■ Given request ■
In the entries, find all lines that hold the word "окончании" and copy them.

[Records]

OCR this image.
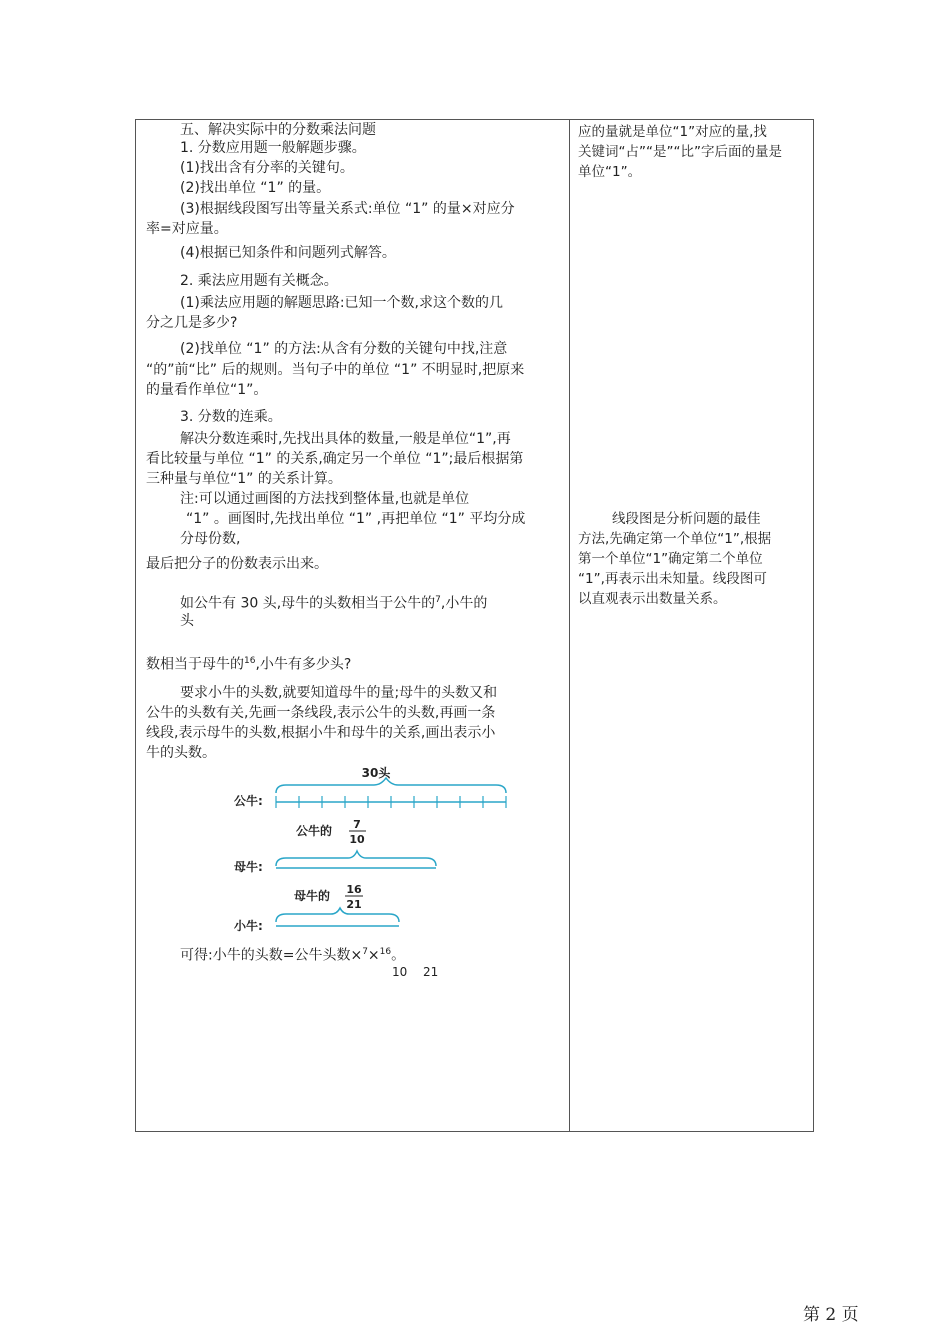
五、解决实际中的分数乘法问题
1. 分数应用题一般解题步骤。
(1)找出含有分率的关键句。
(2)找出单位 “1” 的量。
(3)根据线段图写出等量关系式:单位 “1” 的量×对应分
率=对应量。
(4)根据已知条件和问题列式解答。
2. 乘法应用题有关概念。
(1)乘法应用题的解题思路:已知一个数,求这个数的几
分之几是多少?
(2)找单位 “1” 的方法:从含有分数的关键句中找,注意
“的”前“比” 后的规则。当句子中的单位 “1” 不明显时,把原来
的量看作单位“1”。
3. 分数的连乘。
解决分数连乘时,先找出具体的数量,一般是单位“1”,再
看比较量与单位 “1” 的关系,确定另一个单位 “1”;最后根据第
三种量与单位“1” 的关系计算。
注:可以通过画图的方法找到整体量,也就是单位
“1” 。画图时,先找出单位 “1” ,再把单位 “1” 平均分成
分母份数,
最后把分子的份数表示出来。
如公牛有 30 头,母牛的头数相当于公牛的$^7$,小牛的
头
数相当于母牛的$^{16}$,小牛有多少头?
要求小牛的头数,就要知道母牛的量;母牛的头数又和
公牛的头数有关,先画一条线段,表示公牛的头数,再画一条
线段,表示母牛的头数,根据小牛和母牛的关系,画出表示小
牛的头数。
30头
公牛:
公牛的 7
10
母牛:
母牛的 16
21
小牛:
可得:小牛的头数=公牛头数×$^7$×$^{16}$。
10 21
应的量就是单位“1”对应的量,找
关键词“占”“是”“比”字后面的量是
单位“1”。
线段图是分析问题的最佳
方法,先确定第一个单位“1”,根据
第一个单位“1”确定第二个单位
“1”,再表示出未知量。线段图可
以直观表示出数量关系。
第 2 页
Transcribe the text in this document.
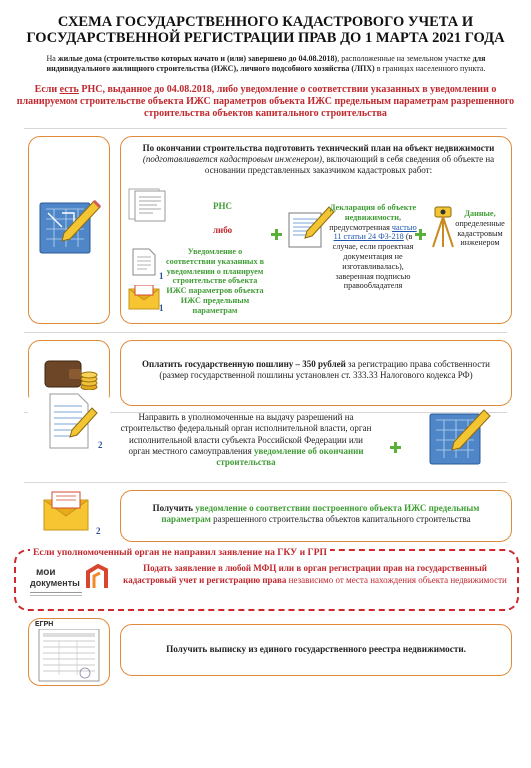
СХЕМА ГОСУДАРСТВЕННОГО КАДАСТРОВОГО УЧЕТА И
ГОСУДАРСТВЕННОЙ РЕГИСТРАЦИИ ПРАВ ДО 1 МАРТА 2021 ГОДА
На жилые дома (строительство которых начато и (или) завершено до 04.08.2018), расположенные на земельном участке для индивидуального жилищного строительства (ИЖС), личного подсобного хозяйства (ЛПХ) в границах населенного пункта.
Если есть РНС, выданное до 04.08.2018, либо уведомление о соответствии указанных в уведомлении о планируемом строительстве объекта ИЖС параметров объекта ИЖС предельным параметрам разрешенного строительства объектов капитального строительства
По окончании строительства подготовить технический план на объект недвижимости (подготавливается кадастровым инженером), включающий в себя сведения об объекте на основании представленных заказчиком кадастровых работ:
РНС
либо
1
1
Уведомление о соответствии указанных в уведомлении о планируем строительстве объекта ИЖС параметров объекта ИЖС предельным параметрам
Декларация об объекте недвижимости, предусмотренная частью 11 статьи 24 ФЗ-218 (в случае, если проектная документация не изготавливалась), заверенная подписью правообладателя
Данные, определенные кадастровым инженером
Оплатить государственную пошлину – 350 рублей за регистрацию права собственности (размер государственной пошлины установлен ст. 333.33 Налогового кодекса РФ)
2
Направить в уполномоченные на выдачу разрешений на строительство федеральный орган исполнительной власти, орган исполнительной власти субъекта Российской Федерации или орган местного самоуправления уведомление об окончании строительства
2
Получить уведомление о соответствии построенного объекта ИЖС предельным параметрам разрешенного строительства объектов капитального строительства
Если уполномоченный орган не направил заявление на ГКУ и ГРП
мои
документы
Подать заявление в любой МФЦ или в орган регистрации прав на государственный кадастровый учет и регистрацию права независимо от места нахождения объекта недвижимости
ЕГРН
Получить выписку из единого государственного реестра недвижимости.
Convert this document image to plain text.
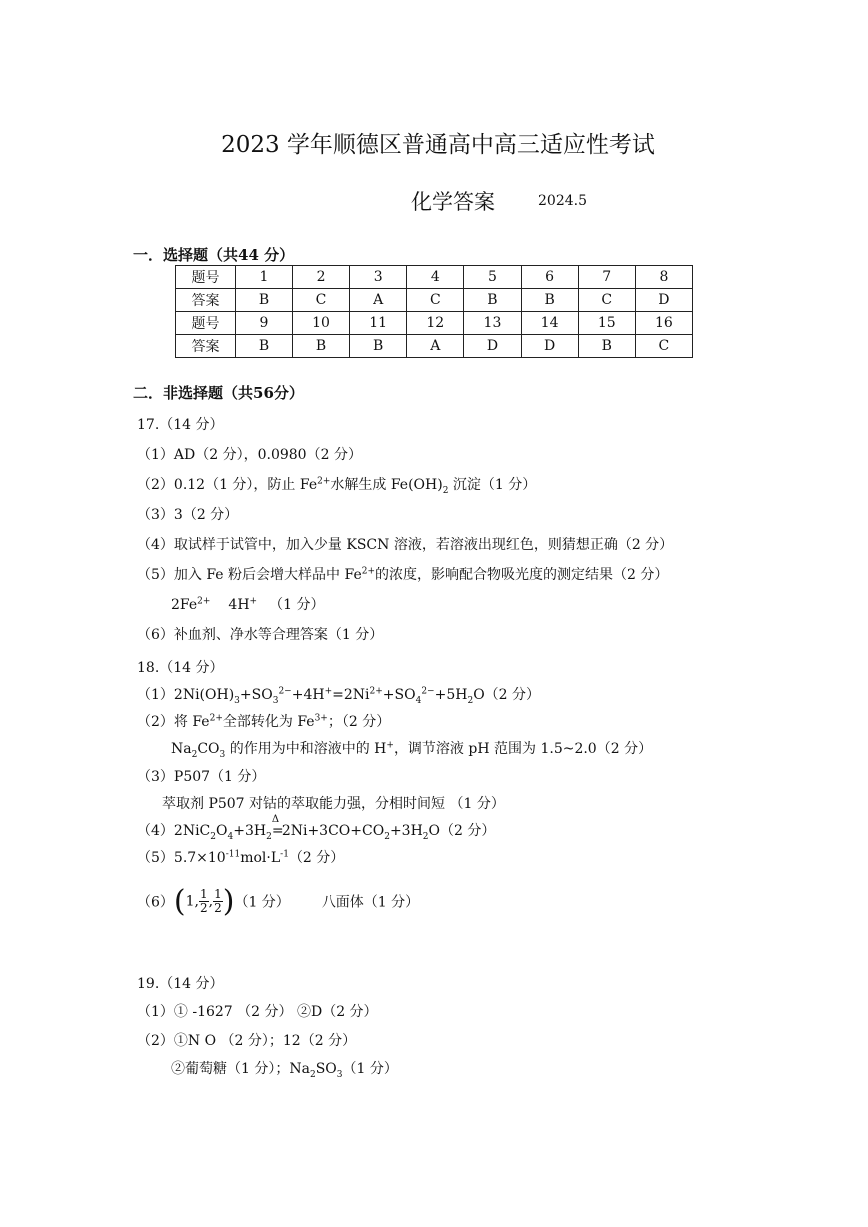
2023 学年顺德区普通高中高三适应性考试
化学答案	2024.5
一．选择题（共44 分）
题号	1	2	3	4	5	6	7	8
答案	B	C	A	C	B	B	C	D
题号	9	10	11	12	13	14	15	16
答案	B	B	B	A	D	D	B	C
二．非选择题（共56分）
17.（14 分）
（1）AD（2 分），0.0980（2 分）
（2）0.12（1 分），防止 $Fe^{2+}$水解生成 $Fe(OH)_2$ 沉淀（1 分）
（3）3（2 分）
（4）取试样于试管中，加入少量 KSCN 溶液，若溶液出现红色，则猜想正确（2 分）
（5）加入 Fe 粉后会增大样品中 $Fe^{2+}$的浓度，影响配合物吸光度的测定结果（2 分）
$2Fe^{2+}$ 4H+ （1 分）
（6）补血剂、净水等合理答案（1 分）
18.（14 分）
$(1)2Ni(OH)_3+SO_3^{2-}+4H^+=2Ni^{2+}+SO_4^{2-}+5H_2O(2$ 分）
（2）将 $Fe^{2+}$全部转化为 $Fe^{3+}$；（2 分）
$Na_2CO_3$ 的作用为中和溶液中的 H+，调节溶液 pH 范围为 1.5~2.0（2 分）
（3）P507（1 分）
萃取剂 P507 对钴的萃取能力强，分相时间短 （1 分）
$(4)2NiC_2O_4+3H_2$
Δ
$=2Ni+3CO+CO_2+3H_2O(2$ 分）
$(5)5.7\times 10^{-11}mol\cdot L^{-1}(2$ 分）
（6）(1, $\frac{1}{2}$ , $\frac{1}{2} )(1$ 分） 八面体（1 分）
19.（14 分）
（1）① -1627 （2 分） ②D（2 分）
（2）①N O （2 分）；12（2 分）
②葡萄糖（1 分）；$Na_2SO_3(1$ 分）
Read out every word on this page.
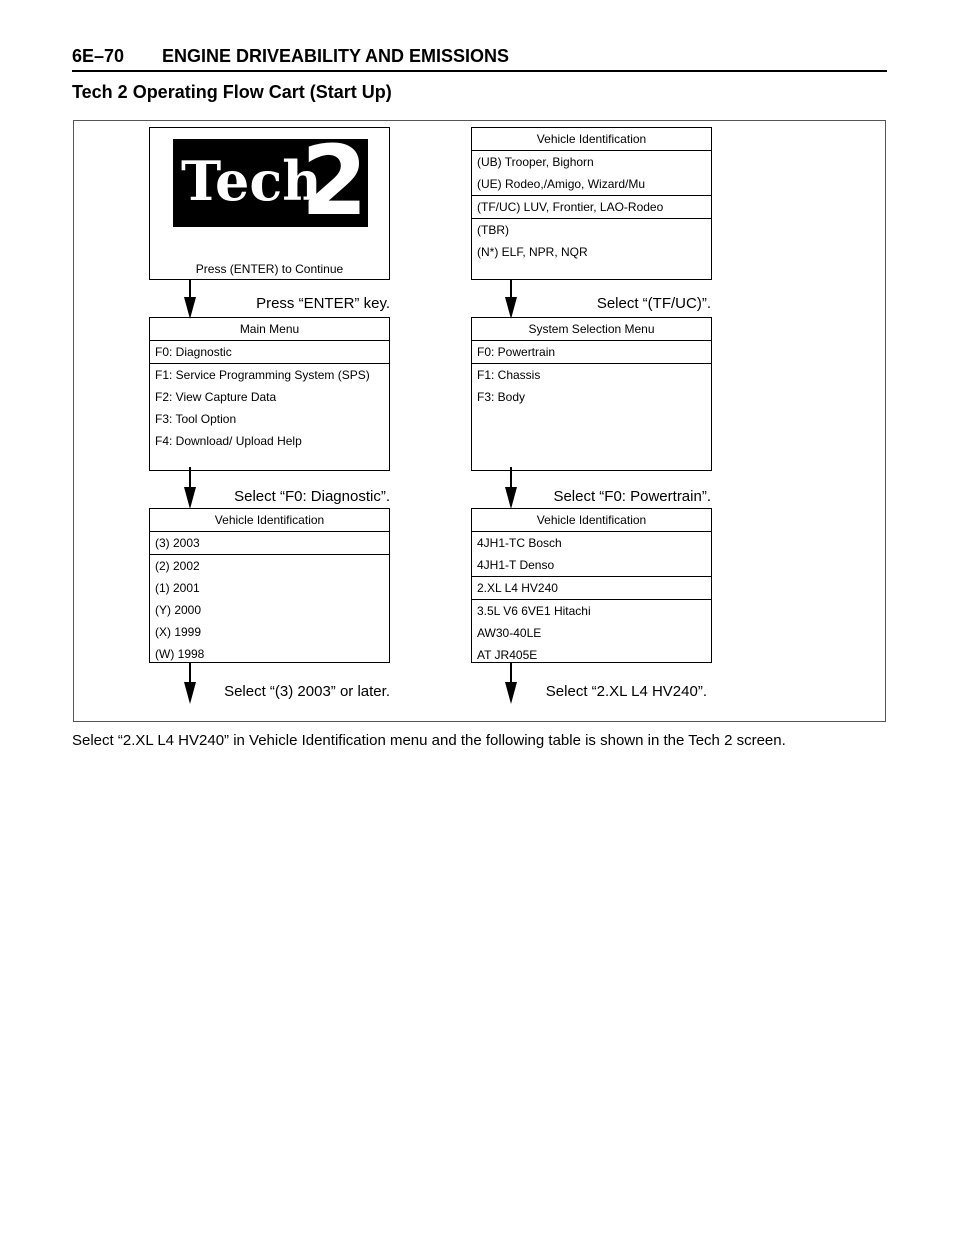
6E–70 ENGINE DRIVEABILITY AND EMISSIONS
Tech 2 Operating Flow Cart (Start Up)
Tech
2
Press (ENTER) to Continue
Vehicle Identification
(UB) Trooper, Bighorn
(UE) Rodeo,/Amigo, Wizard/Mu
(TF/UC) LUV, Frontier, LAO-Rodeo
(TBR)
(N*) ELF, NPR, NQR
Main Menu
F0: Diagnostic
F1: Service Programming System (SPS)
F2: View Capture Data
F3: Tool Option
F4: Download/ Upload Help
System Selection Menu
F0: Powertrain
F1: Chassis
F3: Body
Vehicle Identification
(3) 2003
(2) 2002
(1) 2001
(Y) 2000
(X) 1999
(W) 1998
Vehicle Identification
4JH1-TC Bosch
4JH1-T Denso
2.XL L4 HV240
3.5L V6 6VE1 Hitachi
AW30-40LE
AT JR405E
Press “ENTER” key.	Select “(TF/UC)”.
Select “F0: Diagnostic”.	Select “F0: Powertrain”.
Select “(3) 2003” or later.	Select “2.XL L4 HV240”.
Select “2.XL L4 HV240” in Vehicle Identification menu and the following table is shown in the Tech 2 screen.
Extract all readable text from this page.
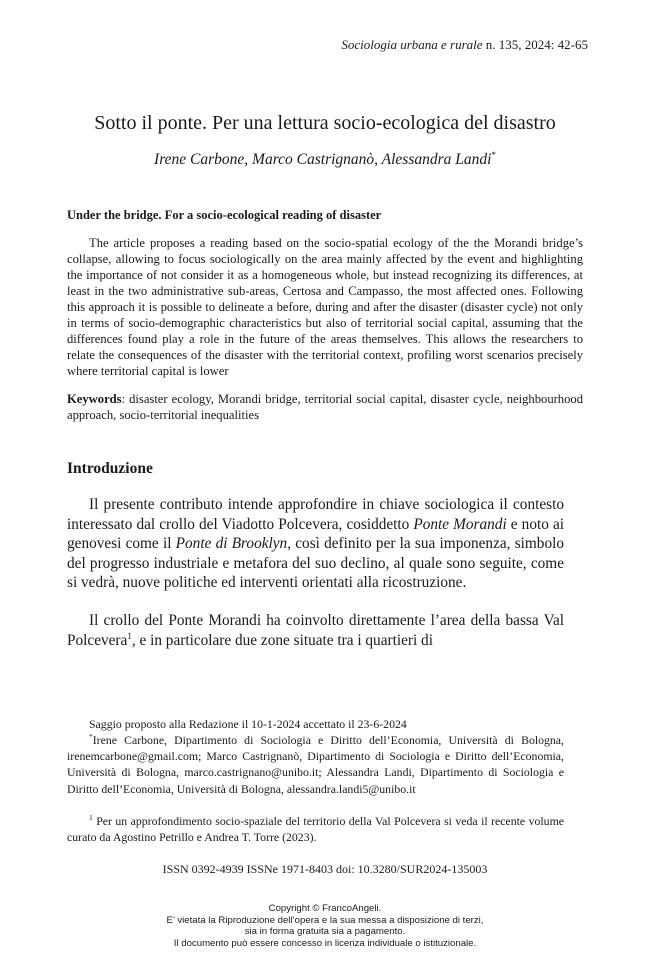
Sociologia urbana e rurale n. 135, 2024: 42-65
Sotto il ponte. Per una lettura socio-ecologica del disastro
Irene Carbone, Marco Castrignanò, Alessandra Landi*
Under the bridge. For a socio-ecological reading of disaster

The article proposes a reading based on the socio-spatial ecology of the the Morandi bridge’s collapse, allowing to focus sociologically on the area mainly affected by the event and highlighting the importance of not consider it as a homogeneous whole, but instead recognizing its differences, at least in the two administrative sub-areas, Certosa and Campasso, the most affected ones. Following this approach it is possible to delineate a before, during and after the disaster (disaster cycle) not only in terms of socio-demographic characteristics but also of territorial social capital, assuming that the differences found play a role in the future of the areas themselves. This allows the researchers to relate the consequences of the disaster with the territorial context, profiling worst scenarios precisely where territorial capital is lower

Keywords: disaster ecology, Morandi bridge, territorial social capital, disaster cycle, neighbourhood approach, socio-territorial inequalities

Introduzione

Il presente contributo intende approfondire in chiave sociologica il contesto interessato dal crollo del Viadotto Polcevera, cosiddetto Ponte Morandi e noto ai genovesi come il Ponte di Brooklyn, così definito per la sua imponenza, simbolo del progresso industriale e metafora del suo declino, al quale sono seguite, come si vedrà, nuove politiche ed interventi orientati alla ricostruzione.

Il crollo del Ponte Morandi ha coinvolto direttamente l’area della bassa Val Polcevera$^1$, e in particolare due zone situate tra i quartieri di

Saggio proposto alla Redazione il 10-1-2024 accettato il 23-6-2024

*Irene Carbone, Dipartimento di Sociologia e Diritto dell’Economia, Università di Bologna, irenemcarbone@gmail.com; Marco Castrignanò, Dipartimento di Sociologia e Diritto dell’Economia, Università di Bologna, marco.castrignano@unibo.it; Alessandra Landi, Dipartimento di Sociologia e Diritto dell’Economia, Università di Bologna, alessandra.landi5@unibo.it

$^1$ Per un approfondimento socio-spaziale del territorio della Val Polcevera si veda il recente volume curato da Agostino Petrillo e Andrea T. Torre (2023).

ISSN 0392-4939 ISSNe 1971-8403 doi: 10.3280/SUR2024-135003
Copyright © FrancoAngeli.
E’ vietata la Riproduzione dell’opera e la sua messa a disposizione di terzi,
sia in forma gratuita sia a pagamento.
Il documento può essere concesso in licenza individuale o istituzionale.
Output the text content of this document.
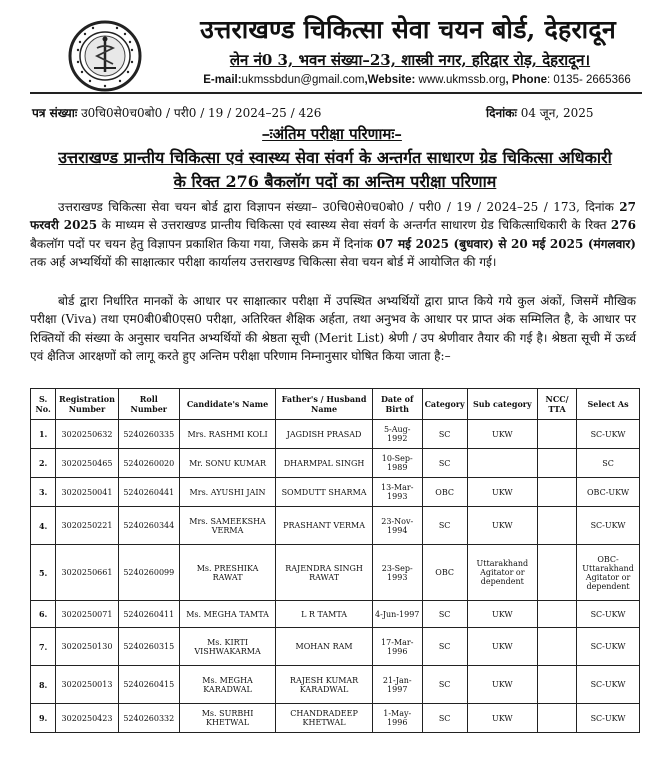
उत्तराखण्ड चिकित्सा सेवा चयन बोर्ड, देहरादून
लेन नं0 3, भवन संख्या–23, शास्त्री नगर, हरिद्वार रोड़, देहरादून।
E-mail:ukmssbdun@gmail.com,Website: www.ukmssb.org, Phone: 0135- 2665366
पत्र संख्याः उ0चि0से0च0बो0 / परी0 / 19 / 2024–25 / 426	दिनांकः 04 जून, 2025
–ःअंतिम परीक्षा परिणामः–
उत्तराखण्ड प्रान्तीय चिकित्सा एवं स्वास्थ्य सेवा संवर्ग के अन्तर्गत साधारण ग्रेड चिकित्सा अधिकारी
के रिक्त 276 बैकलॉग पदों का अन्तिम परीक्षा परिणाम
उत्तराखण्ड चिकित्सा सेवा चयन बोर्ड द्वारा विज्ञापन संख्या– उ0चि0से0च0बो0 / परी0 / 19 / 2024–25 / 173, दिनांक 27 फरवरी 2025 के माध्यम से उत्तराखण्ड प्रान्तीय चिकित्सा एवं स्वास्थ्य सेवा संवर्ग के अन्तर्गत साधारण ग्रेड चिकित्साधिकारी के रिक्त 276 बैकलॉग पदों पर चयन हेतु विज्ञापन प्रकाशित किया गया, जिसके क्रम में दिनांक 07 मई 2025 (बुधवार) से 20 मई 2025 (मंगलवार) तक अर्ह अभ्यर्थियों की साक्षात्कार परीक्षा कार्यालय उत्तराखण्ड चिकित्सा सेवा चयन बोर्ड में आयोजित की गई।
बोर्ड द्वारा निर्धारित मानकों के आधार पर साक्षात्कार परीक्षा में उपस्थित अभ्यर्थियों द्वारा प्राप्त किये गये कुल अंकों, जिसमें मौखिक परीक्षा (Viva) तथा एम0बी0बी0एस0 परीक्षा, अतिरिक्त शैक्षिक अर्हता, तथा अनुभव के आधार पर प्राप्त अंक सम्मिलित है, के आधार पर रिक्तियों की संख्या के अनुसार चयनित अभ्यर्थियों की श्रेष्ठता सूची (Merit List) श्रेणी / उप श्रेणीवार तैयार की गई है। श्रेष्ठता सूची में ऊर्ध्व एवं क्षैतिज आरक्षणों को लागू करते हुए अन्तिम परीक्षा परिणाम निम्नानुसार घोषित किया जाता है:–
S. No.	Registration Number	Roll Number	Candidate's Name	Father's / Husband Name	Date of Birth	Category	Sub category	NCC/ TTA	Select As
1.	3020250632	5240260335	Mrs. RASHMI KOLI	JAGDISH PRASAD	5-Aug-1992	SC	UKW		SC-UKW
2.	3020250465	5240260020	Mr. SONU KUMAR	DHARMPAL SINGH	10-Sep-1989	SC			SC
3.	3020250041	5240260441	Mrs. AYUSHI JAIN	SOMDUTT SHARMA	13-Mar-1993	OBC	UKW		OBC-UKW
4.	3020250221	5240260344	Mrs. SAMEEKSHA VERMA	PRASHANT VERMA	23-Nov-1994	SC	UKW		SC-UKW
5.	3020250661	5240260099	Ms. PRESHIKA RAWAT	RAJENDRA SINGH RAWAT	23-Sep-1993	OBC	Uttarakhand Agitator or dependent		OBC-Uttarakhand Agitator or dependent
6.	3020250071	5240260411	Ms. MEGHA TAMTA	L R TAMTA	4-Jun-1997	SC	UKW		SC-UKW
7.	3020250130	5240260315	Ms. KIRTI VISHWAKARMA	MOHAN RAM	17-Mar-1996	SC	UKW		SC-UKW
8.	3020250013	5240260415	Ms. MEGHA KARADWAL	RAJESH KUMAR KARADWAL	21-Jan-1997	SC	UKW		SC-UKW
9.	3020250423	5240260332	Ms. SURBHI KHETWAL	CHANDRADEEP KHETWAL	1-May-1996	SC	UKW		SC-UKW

■ Full response ■
По окончании строительства подготовить технический план на объект недвижимости (подготавливается кадастровым инженером), включающий в себя сведения об объекте на основании представленных заказчиком кадастровых работ:
Направить в уполномоченные на выдачу разрешений на строительство федеральный орган исполнительной власти, орган исполнительной власти субъекта Российской Федерации или орган местного самоуправления уведомление об окончании строительства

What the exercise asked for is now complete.